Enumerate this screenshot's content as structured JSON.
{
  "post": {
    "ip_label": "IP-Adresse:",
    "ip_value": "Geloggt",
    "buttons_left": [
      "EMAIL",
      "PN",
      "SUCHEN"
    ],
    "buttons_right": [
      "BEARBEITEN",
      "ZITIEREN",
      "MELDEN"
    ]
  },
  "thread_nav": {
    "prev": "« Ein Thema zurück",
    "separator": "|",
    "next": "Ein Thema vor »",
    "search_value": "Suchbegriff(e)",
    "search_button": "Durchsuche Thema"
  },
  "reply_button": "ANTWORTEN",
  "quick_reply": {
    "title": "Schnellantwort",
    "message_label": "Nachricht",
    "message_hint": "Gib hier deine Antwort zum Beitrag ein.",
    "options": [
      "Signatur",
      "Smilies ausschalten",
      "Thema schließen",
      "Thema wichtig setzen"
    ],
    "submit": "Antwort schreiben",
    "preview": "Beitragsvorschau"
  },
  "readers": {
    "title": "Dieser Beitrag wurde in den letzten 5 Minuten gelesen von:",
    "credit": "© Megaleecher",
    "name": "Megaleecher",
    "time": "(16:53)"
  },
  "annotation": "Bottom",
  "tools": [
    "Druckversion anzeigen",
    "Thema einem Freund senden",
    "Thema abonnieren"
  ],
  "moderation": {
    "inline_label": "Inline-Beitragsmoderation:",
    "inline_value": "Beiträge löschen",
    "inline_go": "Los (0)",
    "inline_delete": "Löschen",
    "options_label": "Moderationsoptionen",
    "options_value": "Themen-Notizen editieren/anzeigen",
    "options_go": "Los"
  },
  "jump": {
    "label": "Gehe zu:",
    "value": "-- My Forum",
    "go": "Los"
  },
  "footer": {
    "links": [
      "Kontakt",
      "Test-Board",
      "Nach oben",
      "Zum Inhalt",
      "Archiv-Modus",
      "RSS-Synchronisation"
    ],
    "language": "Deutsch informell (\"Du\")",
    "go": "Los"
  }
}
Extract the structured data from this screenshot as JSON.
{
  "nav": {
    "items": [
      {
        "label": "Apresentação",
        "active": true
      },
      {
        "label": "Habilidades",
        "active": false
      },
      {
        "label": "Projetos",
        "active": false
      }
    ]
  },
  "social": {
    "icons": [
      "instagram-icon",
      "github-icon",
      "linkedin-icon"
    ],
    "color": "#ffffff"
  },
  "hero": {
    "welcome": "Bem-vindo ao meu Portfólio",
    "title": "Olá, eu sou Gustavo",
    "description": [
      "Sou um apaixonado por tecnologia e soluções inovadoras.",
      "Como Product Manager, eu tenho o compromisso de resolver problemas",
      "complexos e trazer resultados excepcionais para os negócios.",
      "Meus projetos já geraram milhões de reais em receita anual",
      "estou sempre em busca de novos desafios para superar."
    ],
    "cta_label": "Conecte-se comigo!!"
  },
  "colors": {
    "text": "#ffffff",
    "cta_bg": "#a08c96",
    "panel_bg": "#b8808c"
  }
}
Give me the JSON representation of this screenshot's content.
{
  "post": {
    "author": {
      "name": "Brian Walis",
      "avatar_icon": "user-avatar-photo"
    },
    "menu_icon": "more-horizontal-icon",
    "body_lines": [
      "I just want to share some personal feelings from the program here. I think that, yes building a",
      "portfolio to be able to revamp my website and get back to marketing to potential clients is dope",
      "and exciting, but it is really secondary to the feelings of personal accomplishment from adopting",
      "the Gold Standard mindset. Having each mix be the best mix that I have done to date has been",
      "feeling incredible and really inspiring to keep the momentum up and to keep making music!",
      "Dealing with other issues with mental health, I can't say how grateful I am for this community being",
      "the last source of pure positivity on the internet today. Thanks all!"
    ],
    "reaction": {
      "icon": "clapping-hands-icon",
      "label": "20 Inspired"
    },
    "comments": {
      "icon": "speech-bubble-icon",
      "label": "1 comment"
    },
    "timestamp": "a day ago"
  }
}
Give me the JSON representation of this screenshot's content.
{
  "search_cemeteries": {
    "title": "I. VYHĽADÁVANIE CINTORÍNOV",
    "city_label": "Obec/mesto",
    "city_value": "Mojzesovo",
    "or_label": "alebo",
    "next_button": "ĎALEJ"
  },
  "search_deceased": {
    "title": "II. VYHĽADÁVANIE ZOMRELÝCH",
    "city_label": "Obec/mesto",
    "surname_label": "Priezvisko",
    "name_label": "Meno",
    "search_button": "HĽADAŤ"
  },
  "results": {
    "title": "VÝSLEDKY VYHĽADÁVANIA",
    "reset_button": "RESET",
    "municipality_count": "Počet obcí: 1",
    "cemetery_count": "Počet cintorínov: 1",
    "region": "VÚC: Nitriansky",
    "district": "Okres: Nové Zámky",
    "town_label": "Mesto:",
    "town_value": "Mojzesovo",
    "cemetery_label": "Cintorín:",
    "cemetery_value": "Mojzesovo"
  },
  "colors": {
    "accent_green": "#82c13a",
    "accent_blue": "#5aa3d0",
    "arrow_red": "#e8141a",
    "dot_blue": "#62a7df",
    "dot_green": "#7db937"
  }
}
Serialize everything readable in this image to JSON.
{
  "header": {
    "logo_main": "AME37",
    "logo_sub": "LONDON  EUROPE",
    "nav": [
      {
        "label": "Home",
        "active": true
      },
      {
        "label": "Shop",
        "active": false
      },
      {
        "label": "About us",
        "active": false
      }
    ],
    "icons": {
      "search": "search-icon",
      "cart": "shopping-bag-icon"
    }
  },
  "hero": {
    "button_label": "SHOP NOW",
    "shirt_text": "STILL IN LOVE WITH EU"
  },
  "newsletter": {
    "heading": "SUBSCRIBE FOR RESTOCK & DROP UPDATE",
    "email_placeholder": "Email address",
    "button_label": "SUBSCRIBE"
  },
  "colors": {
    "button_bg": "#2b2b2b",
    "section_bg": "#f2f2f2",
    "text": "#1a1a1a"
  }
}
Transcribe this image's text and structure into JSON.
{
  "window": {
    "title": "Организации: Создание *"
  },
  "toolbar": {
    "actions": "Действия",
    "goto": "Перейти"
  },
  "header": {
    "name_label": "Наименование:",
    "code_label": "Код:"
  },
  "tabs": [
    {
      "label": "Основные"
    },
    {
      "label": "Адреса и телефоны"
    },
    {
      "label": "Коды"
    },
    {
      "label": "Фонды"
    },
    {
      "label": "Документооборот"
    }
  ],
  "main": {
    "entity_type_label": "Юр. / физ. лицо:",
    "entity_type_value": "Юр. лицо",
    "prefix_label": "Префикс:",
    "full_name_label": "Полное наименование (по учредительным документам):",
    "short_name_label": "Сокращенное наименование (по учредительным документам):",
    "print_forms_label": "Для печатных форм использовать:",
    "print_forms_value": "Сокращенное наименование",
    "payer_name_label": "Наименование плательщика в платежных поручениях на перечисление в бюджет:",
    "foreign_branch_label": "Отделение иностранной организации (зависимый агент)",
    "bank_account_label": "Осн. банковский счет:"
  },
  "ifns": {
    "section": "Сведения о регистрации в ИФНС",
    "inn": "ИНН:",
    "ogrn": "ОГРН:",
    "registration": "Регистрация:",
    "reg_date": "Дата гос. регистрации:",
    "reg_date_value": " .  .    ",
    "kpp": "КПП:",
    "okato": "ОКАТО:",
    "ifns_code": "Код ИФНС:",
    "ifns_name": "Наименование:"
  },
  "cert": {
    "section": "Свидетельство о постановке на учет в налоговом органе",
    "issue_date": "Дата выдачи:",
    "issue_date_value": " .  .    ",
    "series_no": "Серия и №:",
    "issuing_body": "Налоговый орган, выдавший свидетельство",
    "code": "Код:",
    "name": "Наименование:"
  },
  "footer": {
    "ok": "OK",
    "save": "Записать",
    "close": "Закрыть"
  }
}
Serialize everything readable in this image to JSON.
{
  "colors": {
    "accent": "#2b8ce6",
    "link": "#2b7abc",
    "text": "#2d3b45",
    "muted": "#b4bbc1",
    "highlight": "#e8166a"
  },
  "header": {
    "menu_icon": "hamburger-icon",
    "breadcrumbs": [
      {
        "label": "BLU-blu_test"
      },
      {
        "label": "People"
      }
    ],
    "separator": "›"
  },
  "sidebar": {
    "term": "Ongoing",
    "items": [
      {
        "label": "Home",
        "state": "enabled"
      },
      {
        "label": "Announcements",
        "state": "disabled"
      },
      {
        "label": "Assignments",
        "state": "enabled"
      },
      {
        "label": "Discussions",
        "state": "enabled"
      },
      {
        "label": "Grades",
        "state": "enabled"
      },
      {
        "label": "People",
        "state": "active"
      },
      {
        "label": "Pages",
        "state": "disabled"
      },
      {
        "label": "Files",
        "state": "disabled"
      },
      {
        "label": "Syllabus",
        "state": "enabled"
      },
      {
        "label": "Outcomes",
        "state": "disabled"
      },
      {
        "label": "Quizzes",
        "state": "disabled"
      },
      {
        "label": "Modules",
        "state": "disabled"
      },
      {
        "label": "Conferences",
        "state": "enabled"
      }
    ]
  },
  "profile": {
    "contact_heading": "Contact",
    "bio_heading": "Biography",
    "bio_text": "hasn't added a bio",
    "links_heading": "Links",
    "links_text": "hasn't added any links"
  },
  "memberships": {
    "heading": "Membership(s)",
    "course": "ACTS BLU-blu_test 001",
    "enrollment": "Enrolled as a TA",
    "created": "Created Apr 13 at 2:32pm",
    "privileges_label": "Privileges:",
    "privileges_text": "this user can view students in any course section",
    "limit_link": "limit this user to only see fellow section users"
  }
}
::::::::
**EXERCISE AIM**
Extract all lines containing the word "really".

**RESPONSE TO THE TASK**
      "and exciting, but it is really secondary to the feelings of personal accomplishment from adopting",
      "feeling incredible and really inspiring to keep the momentum up and to keep making music!",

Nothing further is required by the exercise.